Challenge. Determine how many lines of the material hold the string "name" and reply with only that number.
┄┄┄┄┄┄
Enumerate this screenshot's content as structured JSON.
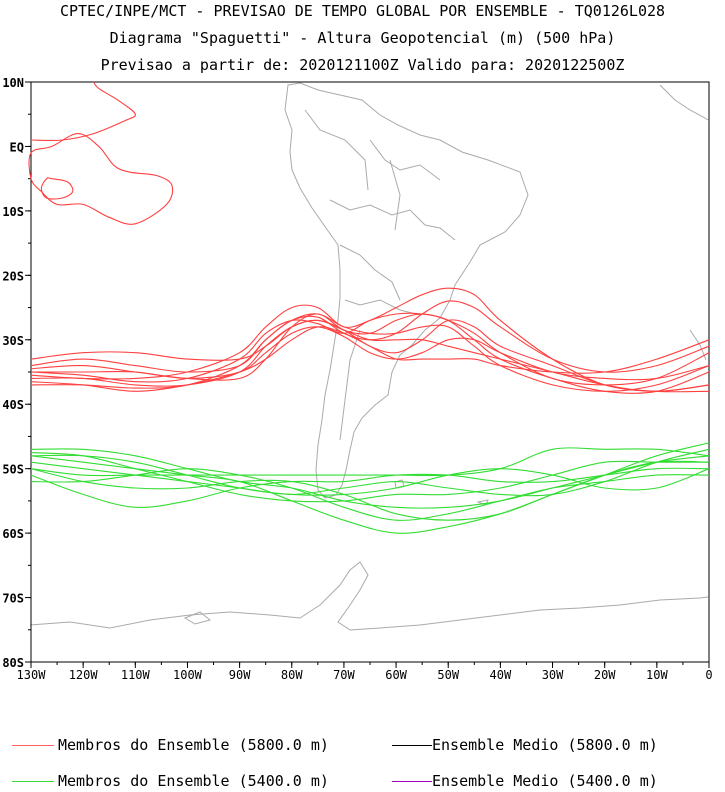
{
  "chart_data": {
    "type": "line",
    "title": "CPTEC/INPE/MCT - PREVISAO DE TEMPO GLOBAL POR ENSEMBLE - TQ0126L028",
    "subtitle": "Diagrama \"Spaguetti\" - Altura Geopotencial (m) (500 hPa)",
    "subtitle2": "Previsao a partir de: 2020121100Z  Valido para: 2020122500Z",
    "x_ticks": [
      "130W",
      "120W",
      "110W",
      "100W",
      "90W",
      "80W",
      "70W",
      "60W",
      "50W",
      "40W",
      "30W",
      "20W",
      "10W",
      "0"
    ],
    "y_ticks": [
      "10N",
      "EQ",
      "10S",
      "20S",
      "30S",
      "40S",
      "50S",
      "60S",
      "70S",
      "80S"
    ],
    "xlim": [
      -130,
      0
    ],
    "ylim": [
      -80,
      10
    ],
    "series": [
      {
        "name": "Membros do Ensemble (5800.0 m)",
        "color": "#ff4040"
      },
      {
        "name": "Membros do Ensemble (5400.0 m)",
        "color": "#33dd33"
      },
      {
        "name": "Ensemble Medio (5800.0 m)",
        "color": "#000000"
      },
      {
        "name": "Ensemble Medio (5400.0 m)",
        "color": "#a000c0"
      }
    ],
    "members_5800": [
      [
        [
          -130,
          -35
        ],
        [
          -120,
          -35.5
        ],
        [
          -110,
          -36.5
        ],
        [
          -100,
          -36
        ],
        [
          -90,
          -33
        ],
        [
          -85,
          -29
        ],
        [
          -80,
          -27
        ],
        [
          -75,
          -27.5
        ],
        [
          -70,
          -29
        ],
        [
          -65,
          -27
        ],
        [
          -60,
          -26
        ],
        [
          -55,
          -26
        ],
        [
          -50,
          -27
        ],
        [
          -45,
          -30
        ],
        [
          -40,
          -33
        ],
        [
          -30,
          -36
        ],
        [
          -20,
          -38
        ],
        [
          -10,
          -38
        ],
        [
          0,
          -35
        ]
      ],
      [
        [
          -130,
          -36
        ],
        [
          -120,
          -36
        ],
        [
          -110,
          -37
        ],
        [
          -100,
          -37
        ],
        [
          -90,
          -35
        ],
        [
          -85,
          -31
        ],
        [
          -80,
          -28
        ],
        [
          -75,
          -27
        ],
        [
          -70,
          -28.5
        ],
        [
          -65,
          -31
        ],
        [
          -60,
          -32
        ],
        [
          -55,
          -30
        ],
        [
          -50,
          -27
        ],
        [
          -45,
          -28
        ],
        [
          -40,
          -31
        ],
        [
          -30,
          -34
        ],
        [
          -20,
          -37
        ],
        [
          -10,
          -38
        ],
        [
          0,
          -37
        ]
      ],
      [
        [
          -130,
          -34
        ],
        [
          -120,
          -33
        ],
        [
          -110,
          -34
        ],
        [
          -100,
          -35
        ],
        [
          -90,
          -34
        ],
        [
          -85,
          -30
        ],
        [
          -80,
          -27
        ],
        [
          -75,
          -26.5
        ],
        [
          -70,
          -29
        ],
        [
          -65,
          -30
        ],
        [
          -60,
          -29
        ],
        [
          -55,
          -26
        ],
        [
          -50,
          -24
        ],
        [
          -45,
          -25
        ],
        [
          -40,
          -28
        ],
        [
          -30,
          -33
        ],
        [
          -20,
          -35
        ],
        [
          -10,
          -34
        ],
        [
          0,
          -31
        ]
      ],
      [
        [
          -130,
          -35
        ],
        [
          -120,
          -35
        ],
        [
          -110,
          -35
        ],
        [
          -100,
          -36
        ],
        [
          -90,
          -35
        ],
        [
          -85,
          -32
        ],
        [
          -80,
          -29
        ],
        [
          -75,
          -28
        ],
        [
          -70,
          -29.5
        ],
        [
          -65,
          -32
        ],
        [
          -60,
          -33
        ],
        [
          -55,
          -32
        ],
        [
          -50,
          -30
        ],
        [
          -45,
          -30
        ],
        [
          -40,
          -32
        ],
        [
          -30,
          -35
        ],
        [
          -20,
          -36
        ],
        [
          -10,
          -36
        ],
        [
          0,
          -34
        ]
      ],
      [
        [
          -130,
          -37
        ],
        [
          -120,
          -37
        ],
        [
          -110,
          -37.5
        ],
        [
          -100,
          -37
        ],
        [
          -90,
          -34
        ],
        [
          -85,
          -30
        ],
        [
          -80,
          -27
        ],
        [
          -75,
          -26
        ],
        [
          -70,
          -28
        ],
        [
          -65,
          -29
        ],
        [
          -60,
          -29
        ],
        [
          -55,
          -28
        ],
        [
          -50,
          -28
        ],
        [
          -45,
          -31
        ],
        [
          -40,
          -34
        ],
        [
          -30,
          -37
        ],
        [
          -20,
          -38
        ],
        [
          -10,
          -37
        ],
        [
          0,
          -34
        ]
      ],
      [
        [
          -130,
          -33
        ],
        [
          -120,
          -32
        ],
        [
          -110,
          -32
        ],
        [
          -100,
          -33
        ],
        [
          -90,
          -33
        ],
        [
          -85,
          -31
        ],
        [
          -80,
          -28
        ],
        [
          -75,
          -27
        ],
        [
          -70,
          -28.5
        ],
        [
          -65,
          -30
        ],
        [
          -60,
          -30
        ],
        [
          -55,
          -30
        ],
        [
          -50,
          -31
        ],
        [
          -45,
          -32
        ],
        [
          -40,
          -33
        ],
        [
          -30,
          -35
        ],
        [
          -20,
          -37
        ],
        [
          -10,
          -38
        ],
        [
          0,
          -37
        ]
      ],
      [
        [
          -130,
          -35.5
        ],
        [
          -120,
          -36
        ],
        [
          -110,
          -36
        ],
        [
          -100,
          -35
        ],
        [
          -90,
          -32
        ],
        [
          -85,
          -28
        ],
        [
          -80,
          -25
        ],
        [
          -75,
          -25
        ],
        [
          -70,
          -28
        ],
        [
          -65,
          -27
        ],
        [
          -60,
          -25
        ],
        [
          -55,
          -23
        ],
        [
          -50,
          -22
        ],
        [
          -45,
          -23
        ],
        [
          -40,
          -27
        ],
        [
          -30,
          -33
        ],
        [
          -20,
          -37
        ],
        [
          -10,
          -38
        ],
        [
          0,
          -38
        ]
      ],
      [
        [
          -130,
          -36.5
        ],
        [
          -120,
          -37
        ],
        [
          -110,
          -38
        ],
        [
          -100,
          -37
        ],
        [
          -90,
          -35
        ],
        [
          -85,
          -33
        ],
        [
          -80,
          -30
        ],
        [
          -75,
          -28
        ],
        [
          -70,
          -29
        ],
        [
          -65,
          -31
        ],
        [
          -60,
          -33
        ],
        [
          -55,
          -33
        ],
        [
          -50,
          -33
        ],
        [
          -45,
          -33
        ],
        [
          -40,
          -34
        ],
        [
          -30,
          -35
        ],
        [
          -20,
          -35
        ],
        [
          -10,
          -33
        ],
        [
          0,
          -30
        ]
      ],
      [
        [
          -130,
          -34.5
        ],
        [
          -120,
          -34
        ],
        [
          -110,
          -35
        ],
        [
          -100,
          -36
        ],
        [
          -90,
          -36
        ],
        [
          -85,
          -33
        ],
        [
          -80,
          -28
        ],
        [
          -75,
          -26
        ],
        [
          -70,
          -28.5
        ],
        [
          -65,
          -29
        ],
        [
          -60,
          -27
        ],
        [
          -55,
          -26
        ],
        [
          -50,
          -27
        ],
        [
          -45,
          -29
        ],
        [
          -40,
          -32
        ],
        [
          -30,
          -36
        ],
        [
          -20,
          -37
        ],
        [
          -10,
          -36
        ],
        [
          0,
          -32
        ]
      ]
    ],
    "members_5400": [
      [
        [
          -130,
          -48
        ],
        [
          -120,
          -48
        ],
        [
          -110,
          -49
        ],
        [
          -100,
          -51
        ],
        [
          -90,
          -53
        ],
        [
          -80,
          -54
        ],
        [
          -70,
          -54
        ],
        [
          -60,
          -53
        ],
        [
          -50,
          -51
        ],
        [
          -40,
          -50
        ],
        [
          -30,
          -51
        ],
        [
          -20,
          -53
        ],
        [
          -10,
          -53
        ],
        [
          0,
          -50
        ]
      ],
      [
        [
          -130,
          -51
        ],
        [
          -120,
          -54
        ],
        [
          -110,
          -56
        ],
        [
          -100,
          -55
        ],
        [
          -90,
          -53
        ],
        [
          -80,
          -52
        ],
        [
          -70,
          -52
        ],
        [
          -60,
          -51
        ],
        [
          -50,
          -51
        ],
        [
          -40,
          -52
        ],
        [
          -30,
          -52
        ],
        [
          -20,
          -51
        ],
        [
          -10,
          -50
        ],
        [
          0,
          -50
        ]
      ],
      [
        [
          -130,
          -47
        ],
        [
          -120,
          -47
        ],
        [
          -110,
          -48
        ],
        [
          -100,
          -50
        ],
        [
          -90,
          -52
        ],
        [
          -80,
          -53
        ],
        [
          -70,
          -55
        ],
        [
          -60,
          -56
        ],
        [
          -50,
          -56
        ],
        [
          -40,
          -55
        ],
        [
          -30,
          -53
        ],
        [
          -20,
          -51
        ],
        [
          -10,
          -49
        ],
        [
          0,
          -48
        ]
      ],
      [
        [
          -130,
          -50
        ],
        [
          -120,
          -52
        ],
        [
          -110,
          -53
        ],
        [
          -100,
          -53
        ],
        [
          -90,
          -52
        ],
        [
          -80,
          -52
        ],
        [
          -70,
          -54
        ],
        [
          -60,
          -57
        ],
        [
          -50,
          -58
        ],
        [
          -40,
          -57
        ],
        [
          -30,
          -54
        ],
        [
          -20,
          -51
        ],
        [
          -10,
          -49
        ],
        [
          0,
          -49
        ]
      ],
      [
        [
          -130,
          -49
        ],
        [
          -120,
          -50
        ],
        [
          -110,
          -51
        ],
        [
          -100,
          -52
        ],
        [
          -90,
          -53
        ],
        [
          -80,
          -54
        ],
        [
          -70,
          -53
        ],
        [
          -60,
          -52
        ],
        [
          -50,
          -53
        ],
        [
          -40,
          -54
        ],
        [
          -30,
          -54
        ],
        [
          -20,
          -52
        ],
        [
          -10,
          -49
        ],
        [
          0,
          -47
        ]
      ],
      [
        [
          -130,
          -48
        ],
        [
          -120,
          -49
        ],
        [
          -110,
          -50
        ],
        [
          -100,
          -51
        ],
        [
          -90,
          -52
        ],
        [
          -80,
          -55
        ],
        [
          -70,
          -58
        ],
        [
          -60,
          -60
        ],
        [
          -50,
          -59
        ],
        [
          -40,
          -57
        ],
        [
          -30,
          -54
        ],
        [
          -20,
          -51
        ],
        [
          -10,
          -48
        ],
        [
          0,
          -46
        ]
      ],
      [
        [
          -130,
          -52
        ],
        [
          -120,
          -52
        ],
        [
          -110,
          -51
        ],
        [
          -100,
          -50
        ],
        [
          -90,
          -51
        ],
        [
          -80,
          -53
        ],
        [
          -70,
          -56
        ],
        [
          -60,
          -58
        ],
        [
          -50,
          -57
        ],
        [
          -40,
          -55
        ],
        [
          -30,
          -53
        ],
        [
          -20,
          -52
        ],
        [
          -10,
          -51
        ],
        [
          0,
          -51
        ]
      ],
      [
        [
          -130,
          -47.5
        ],
        [
          -120,
          -48
        ],
        [
          -110,
          -50
        ],
        [
          -100,
          -52
        ],
        [
          -90,
          -54
        ],
        [
          -80,
          -55
        ],
        [
          -70,
          -55
        ],
        [
          -60,
          -54
        ],
        [
          -50,
          -54
        ],
        [
          -40,
          -53
        ],
        [
          -30,
          -51
        ],
        [
          -20,
          -49
        ],
        [
          -10,
          -49
        ],
        [
          0,
          -49
        ]
      ],
      [
        [
          -130,
          -50
        ],
        [
          -120,
          -51
        ],
        [
          -110,
          -51
        ],
        [
          -100,
          -51
        ],
        [
          -90,
          -51
        ],
        [
          -80,
          -51
        ],
        [
          -70,
          -51
        ],
        [
          -60,
          -51
        ],
        [
          -50,
          -51
        ],
        [
          -40,
          -50
        ],
        [
          -30,
          -47
        ],
        [
          -20,
          -47
        ],
        [
          -10,
          -47
        ],
        [
          0,
          -48
        ]
      ]
    ],
    "closed_contours_5800": [
      [
        [
          -126,
          -5
        ],
        [
          -123,
          -5.5
        ],
        [
          -122,
          -7
        ],
        [
          -124,
          -8
        ],
        [
          -127,
          -8
        ],
        [
          -128,
          -6.5
        ],
        [
          -127,
          -5
        ]
      ],
      [
        [
          -130,
          -1
        ],
        [
          -126,
          0
        ],
        [
          -121,
          2
        ],
        [
          -117,
          0
        ],
        [
          -114,
          -3
        ],
        [
          -111,
          -4
        ],
        [
          -106,
          -4.5
        ],
        [
          -103,
          -6
        ],
        [
          -104,
          -9
        ],
        [
          -110,
          -12
        ],
        [
          -115,
          -11
        ],
        [
          -120,
          -9
        ],
        [
          -125,
          -9
        ],
        [
          -128,
          -7
        ],
        [
          -130,
          -5
        ]
      ]
    ],
    "open_contours_5800": [
      [
        [
          -130,
          1
        ],
        [
          -124,
          1
        ],
        [
          -118,
          2
        ],
        [
          -112,
          4
        ],
        [
          -110,
          5
        ],
        [
          -113,
          7
        ],
        [
          -117,
          9
        ],
        [
          -118,
          10
        ]
      ]
    ]
  },
  "legend": {
    "item_5800_members": "Membros do Ensemble (5800.0 m)",
    "item_5400_members": "Membros do Ensemble (5400.0 m)",
    "item_5800_mean": "Ensemble Medio (5800.0 m)",
    "item_5400_mean": "Ensemble Medio (5400.0 m)"
  }
}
┄┄┄┄┄┄
Full output. 4